===== Data entries =====

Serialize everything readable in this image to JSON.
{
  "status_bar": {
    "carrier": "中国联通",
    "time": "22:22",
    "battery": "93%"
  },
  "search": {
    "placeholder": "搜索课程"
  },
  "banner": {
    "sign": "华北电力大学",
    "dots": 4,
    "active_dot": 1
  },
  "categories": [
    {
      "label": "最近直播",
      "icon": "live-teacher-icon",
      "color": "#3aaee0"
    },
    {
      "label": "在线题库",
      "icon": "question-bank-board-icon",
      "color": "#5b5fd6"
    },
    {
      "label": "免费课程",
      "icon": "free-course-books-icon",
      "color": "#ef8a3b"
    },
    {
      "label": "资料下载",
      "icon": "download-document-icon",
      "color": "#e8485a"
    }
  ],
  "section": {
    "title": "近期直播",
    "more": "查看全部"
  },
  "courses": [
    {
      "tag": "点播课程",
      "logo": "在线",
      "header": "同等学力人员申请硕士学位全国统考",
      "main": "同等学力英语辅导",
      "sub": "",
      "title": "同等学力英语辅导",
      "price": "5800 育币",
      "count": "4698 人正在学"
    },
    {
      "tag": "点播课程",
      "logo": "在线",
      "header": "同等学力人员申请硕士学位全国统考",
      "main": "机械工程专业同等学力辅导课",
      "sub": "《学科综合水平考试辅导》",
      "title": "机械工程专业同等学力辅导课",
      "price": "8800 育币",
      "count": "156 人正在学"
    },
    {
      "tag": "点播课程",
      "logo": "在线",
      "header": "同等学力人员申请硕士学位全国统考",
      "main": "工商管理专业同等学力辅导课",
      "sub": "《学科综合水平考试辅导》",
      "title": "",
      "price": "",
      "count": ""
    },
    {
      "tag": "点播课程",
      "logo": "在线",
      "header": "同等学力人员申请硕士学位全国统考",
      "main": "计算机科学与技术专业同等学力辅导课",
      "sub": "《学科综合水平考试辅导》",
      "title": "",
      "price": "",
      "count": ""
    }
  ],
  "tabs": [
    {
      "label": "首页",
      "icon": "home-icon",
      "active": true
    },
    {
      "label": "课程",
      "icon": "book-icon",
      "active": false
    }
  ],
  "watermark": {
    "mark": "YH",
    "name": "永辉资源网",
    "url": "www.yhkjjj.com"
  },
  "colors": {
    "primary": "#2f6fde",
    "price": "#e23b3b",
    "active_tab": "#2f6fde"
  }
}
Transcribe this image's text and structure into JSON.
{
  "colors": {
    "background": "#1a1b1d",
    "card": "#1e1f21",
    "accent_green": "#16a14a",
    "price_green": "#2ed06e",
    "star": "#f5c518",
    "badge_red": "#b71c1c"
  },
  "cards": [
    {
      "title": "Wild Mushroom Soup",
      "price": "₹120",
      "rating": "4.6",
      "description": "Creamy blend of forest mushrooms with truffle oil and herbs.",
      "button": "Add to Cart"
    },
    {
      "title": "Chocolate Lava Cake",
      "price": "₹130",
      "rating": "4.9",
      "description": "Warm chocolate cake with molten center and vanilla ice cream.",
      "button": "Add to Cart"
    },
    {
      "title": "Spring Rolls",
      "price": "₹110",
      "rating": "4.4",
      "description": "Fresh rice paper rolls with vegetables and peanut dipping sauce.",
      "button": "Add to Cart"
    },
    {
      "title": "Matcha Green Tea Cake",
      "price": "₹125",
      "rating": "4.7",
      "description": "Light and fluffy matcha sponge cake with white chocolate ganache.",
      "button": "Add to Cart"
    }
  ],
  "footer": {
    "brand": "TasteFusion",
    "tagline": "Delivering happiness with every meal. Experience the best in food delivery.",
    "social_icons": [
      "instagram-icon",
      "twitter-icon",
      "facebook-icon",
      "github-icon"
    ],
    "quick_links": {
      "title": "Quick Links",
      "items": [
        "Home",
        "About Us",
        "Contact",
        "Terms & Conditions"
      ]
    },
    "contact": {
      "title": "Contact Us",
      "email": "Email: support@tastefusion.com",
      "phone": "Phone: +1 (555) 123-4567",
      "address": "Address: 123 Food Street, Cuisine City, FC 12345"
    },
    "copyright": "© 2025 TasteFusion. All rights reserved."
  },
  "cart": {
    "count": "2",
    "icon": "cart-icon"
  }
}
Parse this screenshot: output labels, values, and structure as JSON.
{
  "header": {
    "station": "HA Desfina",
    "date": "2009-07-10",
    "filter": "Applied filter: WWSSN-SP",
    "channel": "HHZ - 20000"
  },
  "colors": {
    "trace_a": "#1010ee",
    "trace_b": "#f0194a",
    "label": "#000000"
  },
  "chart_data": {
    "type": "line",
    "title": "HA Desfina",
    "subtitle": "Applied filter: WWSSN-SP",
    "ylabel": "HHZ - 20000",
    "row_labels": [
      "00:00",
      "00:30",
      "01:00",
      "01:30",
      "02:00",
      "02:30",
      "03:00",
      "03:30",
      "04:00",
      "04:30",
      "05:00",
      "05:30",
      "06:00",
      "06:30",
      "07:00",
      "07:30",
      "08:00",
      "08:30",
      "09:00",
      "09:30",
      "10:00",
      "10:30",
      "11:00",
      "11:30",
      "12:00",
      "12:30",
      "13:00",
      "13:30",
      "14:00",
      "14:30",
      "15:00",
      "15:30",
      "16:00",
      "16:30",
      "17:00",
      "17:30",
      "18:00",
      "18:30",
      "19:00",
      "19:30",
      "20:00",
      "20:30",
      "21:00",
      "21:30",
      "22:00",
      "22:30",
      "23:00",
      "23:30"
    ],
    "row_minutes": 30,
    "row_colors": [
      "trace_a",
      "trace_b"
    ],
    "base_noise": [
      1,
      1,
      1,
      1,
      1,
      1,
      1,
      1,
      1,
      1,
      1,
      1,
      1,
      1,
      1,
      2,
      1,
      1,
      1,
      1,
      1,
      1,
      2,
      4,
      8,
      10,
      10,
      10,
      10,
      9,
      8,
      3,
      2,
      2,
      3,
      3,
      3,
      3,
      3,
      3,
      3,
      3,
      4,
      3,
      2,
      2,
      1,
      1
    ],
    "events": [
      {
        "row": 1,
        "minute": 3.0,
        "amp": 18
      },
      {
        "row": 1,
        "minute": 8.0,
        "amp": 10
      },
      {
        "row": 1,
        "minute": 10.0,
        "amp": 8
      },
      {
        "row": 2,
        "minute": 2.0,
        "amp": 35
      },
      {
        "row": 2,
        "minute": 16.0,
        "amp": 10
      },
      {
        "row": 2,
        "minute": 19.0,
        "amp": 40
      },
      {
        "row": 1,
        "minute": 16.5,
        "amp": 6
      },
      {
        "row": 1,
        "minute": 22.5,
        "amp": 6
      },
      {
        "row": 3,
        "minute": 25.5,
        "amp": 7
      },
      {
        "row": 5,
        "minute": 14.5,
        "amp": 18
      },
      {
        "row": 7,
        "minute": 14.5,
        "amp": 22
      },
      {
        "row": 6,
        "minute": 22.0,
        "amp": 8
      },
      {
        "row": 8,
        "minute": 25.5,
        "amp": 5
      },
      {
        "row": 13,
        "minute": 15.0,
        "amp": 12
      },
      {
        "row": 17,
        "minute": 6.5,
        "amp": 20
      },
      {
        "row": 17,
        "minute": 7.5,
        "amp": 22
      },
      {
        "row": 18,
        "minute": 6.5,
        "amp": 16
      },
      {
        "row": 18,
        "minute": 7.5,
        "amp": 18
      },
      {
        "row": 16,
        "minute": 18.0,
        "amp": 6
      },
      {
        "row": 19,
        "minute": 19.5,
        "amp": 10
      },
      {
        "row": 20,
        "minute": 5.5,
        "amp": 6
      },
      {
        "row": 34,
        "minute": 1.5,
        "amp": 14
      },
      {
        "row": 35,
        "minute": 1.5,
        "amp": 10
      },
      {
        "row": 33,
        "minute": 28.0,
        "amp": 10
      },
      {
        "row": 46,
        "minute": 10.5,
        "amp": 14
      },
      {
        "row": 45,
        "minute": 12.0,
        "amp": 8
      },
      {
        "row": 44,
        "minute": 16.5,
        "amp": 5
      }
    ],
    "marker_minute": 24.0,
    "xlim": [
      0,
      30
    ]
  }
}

=====

- _Problem description_:
A line counts if it holds the word "with". How many lines of the entries count? Give the number only.

- _The response_:
5